### Problem description
Copy out every line in the entries below that includes "https".

** begin Exercise materials **

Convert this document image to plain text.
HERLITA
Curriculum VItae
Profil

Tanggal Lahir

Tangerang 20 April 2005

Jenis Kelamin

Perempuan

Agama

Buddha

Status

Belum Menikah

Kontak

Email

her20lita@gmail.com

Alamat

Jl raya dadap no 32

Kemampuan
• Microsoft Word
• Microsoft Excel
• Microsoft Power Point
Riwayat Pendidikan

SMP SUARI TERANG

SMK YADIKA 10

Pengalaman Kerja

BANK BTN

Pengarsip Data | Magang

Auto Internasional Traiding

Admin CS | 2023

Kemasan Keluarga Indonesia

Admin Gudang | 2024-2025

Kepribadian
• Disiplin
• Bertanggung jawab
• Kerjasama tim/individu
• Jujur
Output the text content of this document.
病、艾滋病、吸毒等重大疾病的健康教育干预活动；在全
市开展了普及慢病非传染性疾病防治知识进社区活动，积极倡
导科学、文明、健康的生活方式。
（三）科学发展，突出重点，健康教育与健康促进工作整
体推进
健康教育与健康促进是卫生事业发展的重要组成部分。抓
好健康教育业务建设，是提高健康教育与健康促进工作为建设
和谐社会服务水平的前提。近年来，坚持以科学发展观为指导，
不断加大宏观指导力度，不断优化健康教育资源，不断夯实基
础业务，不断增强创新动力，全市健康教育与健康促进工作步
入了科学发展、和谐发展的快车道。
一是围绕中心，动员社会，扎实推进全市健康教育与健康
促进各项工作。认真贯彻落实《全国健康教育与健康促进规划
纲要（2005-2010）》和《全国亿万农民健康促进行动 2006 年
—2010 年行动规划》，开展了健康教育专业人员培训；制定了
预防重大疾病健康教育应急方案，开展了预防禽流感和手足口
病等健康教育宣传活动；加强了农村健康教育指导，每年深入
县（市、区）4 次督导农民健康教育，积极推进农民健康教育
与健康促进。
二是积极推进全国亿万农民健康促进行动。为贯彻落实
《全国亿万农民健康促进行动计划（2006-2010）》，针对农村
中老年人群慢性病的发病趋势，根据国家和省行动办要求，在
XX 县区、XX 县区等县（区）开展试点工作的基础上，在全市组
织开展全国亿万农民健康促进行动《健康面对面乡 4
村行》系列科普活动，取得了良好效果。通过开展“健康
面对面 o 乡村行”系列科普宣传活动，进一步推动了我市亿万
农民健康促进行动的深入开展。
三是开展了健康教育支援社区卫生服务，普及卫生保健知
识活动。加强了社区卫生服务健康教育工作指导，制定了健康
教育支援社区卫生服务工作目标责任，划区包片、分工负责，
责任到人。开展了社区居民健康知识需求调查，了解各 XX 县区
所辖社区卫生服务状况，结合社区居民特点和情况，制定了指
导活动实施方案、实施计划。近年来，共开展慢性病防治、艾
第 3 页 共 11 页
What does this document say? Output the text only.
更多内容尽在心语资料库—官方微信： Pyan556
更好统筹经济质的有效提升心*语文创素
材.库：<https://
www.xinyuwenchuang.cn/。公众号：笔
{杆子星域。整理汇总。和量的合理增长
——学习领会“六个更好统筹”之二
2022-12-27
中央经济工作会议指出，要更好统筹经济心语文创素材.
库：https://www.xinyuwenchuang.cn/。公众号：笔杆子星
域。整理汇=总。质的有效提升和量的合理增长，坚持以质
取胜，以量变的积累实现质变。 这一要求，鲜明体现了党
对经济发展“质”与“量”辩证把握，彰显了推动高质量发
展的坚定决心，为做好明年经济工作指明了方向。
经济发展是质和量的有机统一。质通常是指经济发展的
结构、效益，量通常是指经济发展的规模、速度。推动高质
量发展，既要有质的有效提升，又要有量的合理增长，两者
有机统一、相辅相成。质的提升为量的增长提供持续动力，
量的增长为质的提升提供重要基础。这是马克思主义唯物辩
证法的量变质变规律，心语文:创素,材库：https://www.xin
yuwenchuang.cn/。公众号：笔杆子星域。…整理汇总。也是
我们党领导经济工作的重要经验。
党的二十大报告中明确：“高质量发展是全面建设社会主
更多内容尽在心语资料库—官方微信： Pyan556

** end Exercise materials **

### Response for this exercise
材.库：<https://
库：https://www.xinyuwenchuang.cn/。公众号：笔杆子星
证法的量变质变规律，心语文:创素,材库：https://www.xin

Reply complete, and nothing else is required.